Source data
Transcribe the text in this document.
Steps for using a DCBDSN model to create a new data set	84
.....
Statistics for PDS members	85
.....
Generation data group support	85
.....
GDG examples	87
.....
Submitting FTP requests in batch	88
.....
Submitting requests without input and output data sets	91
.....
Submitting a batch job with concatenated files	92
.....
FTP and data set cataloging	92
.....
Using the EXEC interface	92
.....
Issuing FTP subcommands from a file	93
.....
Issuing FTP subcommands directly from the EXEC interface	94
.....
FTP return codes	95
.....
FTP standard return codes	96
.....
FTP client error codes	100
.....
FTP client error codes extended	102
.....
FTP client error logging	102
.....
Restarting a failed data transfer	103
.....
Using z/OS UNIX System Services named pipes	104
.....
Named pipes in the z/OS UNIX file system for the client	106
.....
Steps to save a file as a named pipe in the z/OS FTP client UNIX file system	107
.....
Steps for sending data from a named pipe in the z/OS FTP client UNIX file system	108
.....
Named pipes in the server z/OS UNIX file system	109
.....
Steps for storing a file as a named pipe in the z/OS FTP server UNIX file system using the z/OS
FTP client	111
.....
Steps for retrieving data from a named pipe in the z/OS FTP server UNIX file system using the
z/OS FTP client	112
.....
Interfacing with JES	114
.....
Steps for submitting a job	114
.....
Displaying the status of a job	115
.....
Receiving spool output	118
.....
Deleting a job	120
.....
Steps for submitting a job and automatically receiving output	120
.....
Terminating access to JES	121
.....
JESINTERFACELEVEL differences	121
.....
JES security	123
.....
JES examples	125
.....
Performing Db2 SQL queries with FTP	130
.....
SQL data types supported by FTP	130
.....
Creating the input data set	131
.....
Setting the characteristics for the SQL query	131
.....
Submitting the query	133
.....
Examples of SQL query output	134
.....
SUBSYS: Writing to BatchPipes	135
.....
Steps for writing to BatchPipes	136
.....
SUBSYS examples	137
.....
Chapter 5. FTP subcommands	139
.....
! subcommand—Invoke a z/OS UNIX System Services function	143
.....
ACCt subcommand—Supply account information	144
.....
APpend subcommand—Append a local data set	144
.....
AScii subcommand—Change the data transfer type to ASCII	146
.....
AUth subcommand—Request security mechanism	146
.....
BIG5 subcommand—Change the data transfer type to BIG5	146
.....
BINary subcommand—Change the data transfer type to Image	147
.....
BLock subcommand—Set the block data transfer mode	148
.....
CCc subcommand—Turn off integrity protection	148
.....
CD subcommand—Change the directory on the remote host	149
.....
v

** Exercise description **
Search the entries for the word "error" and pick out every line that holds it.

** Output for this task **
FTP client error codes	100
FTP client error codes extended	102
FTP client error logging	102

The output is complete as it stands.